Problem to solve: Every record here needs to be written out again exactly.

Extracted entries:
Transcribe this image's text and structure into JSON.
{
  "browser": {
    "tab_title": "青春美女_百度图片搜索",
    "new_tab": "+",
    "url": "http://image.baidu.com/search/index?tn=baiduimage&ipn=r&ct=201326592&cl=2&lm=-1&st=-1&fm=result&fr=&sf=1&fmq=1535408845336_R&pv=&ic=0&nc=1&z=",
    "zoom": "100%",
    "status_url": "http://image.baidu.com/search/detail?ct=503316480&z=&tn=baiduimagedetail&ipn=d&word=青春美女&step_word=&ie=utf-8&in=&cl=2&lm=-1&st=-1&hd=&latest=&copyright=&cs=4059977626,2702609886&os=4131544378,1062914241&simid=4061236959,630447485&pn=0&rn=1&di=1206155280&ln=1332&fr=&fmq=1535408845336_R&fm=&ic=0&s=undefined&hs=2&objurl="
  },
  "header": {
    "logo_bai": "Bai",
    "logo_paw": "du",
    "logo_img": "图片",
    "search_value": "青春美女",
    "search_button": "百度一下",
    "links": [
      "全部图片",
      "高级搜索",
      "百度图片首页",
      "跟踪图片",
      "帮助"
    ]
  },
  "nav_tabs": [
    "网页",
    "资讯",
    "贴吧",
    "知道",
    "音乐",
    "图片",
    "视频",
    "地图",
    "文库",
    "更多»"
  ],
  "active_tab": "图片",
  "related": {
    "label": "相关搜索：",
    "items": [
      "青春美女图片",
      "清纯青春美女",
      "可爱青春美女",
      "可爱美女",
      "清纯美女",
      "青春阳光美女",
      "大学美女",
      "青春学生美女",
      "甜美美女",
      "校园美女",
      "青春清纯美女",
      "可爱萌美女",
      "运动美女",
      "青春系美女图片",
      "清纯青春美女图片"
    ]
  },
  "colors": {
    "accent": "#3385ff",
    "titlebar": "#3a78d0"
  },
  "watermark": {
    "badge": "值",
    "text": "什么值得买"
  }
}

Reply:
Transcribe this image's text and structure into JSON.
{
  "browser": {
    "tab_title": "青春美女_百度图片搜索",
    "new_tab": "+",
    "url": "http://image.baidu.com/search/index?tn=baiduimage&ipn=r&ct=201326592&cl=2&lm=-1&st=-1&fm=result&fr=&sf=1&fmq=1535408845336_R&pv=&ic=0&nc=1&z=",
    "zoom": "100%",
    "status_url": "http://image.baidu.com/search/detail?ct=503316480&z=&tn=baiduimagedetail&ipn=d&word=青春美女&step_word=&ie=utf-8&in=&cl=2&lm=-1&st=-1&hd=&latest=&copyright=&cs=4059977626,2702609886&os=4131544378,1062914241&simid=4061236959,630447485&pn=0&rn=1&di=1206155280&ln=1332&fr=&fmq=1535408845336_R&fm=&ic=0&s=undefined&hs=2&objurl="
  },
  "header": {
    "logo_bai": "Bai",
    "logo_paw": "du",
    "logo_img": "图片",
    "search_value": "青春美女",
    "search_button": "百度一下",
    "links": [
      "全部图片",
      "高级搜索",
      "百度图片首页",
      "跟踪图片",
      "帮助"
    ]
  },
  "nav_tabs": [
    "网页",
    "资讯",
    "贴吧",
    "知道",
    "音乐",
    "图片",
    "视频",
    "地图",
    "文库",
    "更多»"
  ],
  "active_tab": "图片",
  "related": {
    "label": "相关搜索：",
    "items": [
      "青春美女图片",
      "清纯青春美女",
      "可爱青春美女",
      "可爱美女",
      "清纯美女",
      "青春阳光美女",
      "大学美女",
      "青春学生美女",
      "甜美美女",
      "校园美女",
      "青春清纯美女",
      "可爱萌美女",
      "运动美女",
      "青春系美女图片",
      "清纯青春美女图片"
    ]
  },
  "colors": {
    "accent": "#3385ff",
    "titlebar": "#3a78d0"
  },
  "watermark": {
    "badge": "值",
    "text": "什么值得买"
  }
}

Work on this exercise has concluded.